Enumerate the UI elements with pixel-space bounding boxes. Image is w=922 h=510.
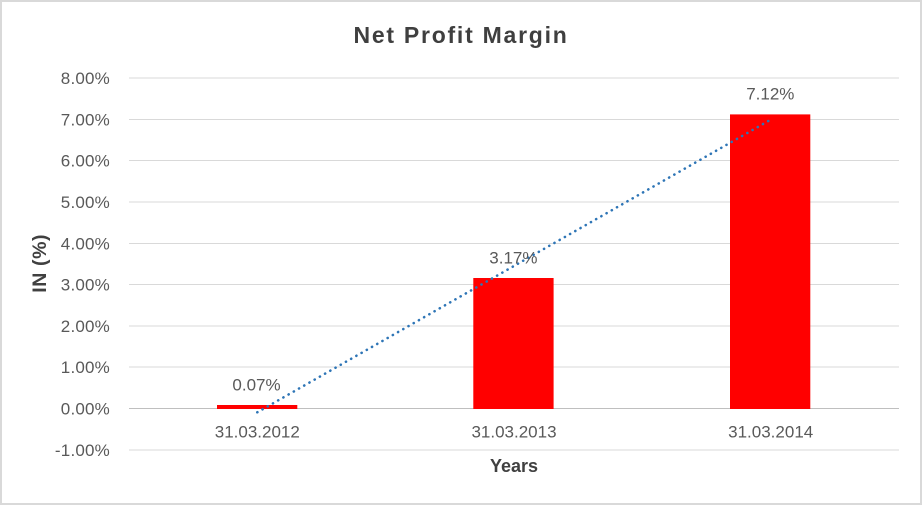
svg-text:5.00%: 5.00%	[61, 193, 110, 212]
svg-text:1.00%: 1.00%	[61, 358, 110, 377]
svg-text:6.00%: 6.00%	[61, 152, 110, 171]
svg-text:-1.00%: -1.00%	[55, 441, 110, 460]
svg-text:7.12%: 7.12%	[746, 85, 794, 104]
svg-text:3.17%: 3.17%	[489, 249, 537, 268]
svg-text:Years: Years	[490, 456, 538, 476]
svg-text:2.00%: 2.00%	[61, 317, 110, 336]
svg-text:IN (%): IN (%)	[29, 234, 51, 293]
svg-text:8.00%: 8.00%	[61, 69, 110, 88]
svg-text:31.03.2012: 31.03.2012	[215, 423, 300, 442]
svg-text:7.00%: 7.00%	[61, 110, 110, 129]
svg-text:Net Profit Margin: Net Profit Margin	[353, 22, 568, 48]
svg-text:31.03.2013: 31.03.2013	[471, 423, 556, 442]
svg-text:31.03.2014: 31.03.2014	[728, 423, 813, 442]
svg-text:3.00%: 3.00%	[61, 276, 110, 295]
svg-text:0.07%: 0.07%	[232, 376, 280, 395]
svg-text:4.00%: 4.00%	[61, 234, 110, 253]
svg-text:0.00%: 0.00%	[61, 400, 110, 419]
····················
Rewrite each line of the records above as a numbered list, leaving out blank lines and the pictures.

## Worked solution
1. Enumerate the UI elements with pixel-space bounding boxes. Image is w=922 h=510.
2. svg-text:5.00%: 5.00%	[61, 193, 110, 212]
3. svg-text:1.00%: 1.00%	[61, 358, 110, 377]
4. svg-text:6.00%: 6.00%	[61, 152, 110, 171]
5. svg-text:-1.00%: -1.00%	[55, 441, 110, 460]
6. svg-text:7.12%: 7.12%	[746, 85, 794, 104]
7. svg-text:3.17%: 3.17%	[489, 249, 537, 268]
8. svg-text:Years: Years	[490, 456, 538, 476]
9. svg-text:2.00%: 2.00%	[61, 317, 110, 336]
10. svg-text:IN (%): IN (%)	[29, 234, 51, 293]
11. svg-text:8.00%: 8.00%	[61, 69, 110, 88]
12. svg-text:31.03.2012: 31.03.2012	[215, 423, 300, 442]
13. svg-text:7.00%: 7.00%	[61, 110, 110, 129]
14. svg-text:Net Profit Margin: Net Profit Margin	[353, 22, 568, 48]
15. svg-text:31.03.2013: 31.03.2013	[471, 423, 556, 442]
16. svg-text:31.03.2014: 31.03.2014	[728, 423, 813, 442]
17. svg-text:3.00%: 3.00%	[61, 276, 110, 295]
18. svg-text:0.07%: 0.07%	[232, 376, 280, 395]
19. svg-text:4.00%: 4.00%	[61, 234, 110, 253]
20. svg-text:0.00%: 0.00%	[61, 400, 110, 419]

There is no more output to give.